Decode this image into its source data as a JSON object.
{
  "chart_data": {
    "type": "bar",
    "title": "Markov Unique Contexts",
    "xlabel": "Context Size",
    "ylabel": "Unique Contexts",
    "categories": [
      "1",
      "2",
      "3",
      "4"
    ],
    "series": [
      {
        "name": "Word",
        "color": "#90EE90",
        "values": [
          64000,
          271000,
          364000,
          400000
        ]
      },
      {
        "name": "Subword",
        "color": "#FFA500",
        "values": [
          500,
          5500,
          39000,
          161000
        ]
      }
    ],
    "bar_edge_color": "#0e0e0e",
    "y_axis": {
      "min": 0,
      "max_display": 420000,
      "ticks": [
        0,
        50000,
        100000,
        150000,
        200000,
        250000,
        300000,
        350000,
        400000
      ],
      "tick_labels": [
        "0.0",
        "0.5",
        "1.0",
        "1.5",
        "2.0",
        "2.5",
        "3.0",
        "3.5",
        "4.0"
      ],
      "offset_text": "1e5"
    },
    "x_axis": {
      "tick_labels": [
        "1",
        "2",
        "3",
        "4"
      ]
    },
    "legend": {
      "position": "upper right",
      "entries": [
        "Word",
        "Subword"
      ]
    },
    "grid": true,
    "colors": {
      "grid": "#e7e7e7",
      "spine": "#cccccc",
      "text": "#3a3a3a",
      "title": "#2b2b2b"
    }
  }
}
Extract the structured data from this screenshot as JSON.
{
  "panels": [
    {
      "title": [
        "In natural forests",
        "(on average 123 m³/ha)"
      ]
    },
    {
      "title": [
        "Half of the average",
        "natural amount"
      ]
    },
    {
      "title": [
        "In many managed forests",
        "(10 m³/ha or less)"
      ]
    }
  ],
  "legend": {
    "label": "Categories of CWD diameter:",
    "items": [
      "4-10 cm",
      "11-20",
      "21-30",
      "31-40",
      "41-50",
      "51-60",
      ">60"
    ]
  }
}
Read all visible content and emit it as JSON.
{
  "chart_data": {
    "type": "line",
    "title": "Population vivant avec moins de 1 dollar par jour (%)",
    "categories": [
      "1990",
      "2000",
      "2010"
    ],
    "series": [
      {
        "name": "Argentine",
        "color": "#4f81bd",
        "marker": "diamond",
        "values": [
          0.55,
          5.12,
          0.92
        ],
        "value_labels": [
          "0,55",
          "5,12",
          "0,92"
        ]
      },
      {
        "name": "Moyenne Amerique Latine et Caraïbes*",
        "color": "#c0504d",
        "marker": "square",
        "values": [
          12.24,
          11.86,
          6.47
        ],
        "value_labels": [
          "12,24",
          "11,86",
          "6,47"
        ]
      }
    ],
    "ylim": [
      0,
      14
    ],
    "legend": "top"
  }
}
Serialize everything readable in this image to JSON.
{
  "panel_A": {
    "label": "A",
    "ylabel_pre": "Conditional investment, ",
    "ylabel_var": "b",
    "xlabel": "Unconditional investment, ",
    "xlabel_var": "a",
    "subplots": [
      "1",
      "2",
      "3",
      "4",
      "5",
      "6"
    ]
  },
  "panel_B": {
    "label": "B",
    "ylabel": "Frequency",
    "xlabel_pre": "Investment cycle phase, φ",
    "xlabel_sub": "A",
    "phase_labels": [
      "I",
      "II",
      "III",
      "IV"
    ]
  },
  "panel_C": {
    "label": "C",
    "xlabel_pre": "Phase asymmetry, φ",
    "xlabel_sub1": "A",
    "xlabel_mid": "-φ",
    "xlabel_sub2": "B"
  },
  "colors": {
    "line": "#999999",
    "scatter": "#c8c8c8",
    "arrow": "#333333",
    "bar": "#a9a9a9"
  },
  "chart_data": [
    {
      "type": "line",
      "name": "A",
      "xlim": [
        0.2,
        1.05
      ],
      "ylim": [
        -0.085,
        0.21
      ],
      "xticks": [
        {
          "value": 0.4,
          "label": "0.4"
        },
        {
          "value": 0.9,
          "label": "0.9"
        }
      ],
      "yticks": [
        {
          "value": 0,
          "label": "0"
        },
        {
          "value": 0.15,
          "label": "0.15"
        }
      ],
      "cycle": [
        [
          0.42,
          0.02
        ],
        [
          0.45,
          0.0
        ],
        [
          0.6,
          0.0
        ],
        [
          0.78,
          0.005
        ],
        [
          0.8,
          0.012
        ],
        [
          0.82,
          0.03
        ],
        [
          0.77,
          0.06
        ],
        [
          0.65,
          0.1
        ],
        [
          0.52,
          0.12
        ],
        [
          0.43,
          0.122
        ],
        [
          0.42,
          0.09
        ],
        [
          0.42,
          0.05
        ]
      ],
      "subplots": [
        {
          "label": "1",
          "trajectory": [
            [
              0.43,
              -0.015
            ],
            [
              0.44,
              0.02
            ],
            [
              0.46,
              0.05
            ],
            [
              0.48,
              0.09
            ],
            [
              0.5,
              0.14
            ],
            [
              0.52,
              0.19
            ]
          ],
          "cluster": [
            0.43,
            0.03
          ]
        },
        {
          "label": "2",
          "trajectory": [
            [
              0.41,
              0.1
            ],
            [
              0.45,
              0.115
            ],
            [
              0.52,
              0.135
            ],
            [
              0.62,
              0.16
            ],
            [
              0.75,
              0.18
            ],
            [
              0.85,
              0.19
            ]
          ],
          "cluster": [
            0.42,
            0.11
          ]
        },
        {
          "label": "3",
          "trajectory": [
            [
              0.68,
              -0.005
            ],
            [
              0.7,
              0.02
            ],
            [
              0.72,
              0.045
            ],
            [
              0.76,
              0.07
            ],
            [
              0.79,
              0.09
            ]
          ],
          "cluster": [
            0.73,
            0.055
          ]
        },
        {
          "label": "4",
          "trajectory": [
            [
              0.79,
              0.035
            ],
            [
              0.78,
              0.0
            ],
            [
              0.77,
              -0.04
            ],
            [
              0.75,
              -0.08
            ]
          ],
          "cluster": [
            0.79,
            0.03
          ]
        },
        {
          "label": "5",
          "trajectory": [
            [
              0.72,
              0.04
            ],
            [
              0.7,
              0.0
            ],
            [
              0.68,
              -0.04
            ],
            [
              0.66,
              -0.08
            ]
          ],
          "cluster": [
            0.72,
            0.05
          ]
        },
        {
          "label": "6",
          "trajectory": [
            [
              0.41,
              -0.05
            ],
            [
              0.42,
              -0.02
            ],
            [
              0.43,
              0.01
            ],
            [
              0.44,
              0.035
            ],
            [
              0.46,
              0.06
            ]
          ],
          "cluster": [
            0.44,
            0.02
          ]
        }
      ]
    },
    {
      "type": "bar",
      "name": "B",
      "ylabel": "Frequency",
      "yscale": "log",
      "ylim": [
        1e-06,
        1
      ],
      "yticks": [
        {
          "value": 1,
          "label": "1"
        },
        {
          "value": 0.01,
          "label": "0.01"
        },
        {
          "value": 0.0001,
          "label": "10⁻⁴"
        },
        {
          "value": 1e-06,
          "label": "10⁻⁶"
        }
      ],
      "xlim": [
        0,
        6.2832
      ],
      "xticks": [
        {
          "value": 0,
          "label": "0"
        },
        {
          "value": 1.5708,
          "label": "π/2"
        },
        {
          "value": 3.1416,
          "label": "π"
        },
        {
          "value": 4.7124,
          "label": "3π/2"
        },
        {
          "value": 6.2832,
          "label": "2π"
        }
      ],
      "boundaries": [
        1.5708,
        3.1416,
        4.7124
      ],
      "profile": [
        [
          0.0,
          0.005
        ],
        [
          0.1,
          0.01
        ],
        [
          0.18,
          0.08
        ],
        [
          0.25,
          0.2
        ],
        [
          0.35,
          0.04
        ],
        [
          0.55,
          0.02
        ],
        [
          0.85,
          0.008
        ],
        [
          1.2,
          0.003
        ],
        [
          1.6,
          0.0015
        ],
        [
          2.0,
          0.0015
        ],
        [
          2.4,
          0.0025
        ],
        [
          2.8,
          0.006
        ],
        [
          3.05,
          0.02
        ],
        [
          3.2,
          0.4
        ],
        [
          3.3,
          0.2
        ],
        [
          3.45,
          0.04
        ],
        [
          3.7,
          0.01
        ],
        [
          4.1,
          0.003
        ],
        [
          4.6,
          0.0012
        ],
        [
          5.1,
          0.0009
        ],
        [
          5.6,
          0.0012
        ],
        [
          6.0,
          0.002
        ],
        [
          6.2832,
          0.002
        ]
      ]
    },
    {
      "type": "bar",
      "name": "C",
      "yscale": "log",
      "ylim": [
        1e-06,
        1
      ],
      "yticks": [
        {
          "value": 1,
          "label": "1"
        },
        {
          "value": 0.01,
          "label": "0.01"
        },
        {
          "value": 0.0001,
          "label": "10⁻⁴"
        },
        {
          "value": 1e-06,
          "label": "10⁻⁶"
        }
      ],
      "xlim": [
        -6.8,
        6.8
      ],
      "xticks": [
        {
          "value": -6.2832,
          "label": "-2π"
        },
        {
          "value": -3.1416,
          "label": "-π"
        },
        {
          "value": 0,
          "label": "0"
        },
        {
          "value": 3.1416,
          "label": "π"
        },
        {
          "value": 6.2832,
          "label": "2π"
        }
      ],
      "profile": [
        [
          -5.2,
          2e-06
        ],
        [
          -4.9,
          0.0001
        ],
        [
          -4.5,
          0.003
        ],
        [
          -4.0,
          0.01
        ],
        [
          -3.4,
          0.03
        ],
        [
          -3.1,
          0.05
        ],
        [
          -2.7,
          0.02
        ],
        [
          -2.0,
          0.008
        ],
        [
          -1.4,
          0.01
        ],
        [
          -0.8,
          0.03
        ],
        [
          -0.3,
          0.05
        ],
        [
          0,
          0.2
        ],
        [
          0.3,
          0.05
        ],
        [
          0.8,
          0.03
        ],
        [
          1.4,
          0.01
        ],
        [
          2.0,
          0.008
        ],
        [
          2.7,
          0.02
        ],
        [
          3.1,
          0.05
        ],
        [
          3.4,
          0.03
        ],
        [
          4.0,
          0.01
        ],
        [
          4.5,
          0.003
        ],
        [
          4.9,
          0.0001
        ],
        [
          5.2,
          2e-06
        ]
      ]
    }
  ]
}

**WHAT THE TASK ASKS**
Filter the listing above by the word "average"; copy each line that passes.

**SOLUTION TO THIS TASK**
        "(on average 123 m³/ha)"
        "Half of the average",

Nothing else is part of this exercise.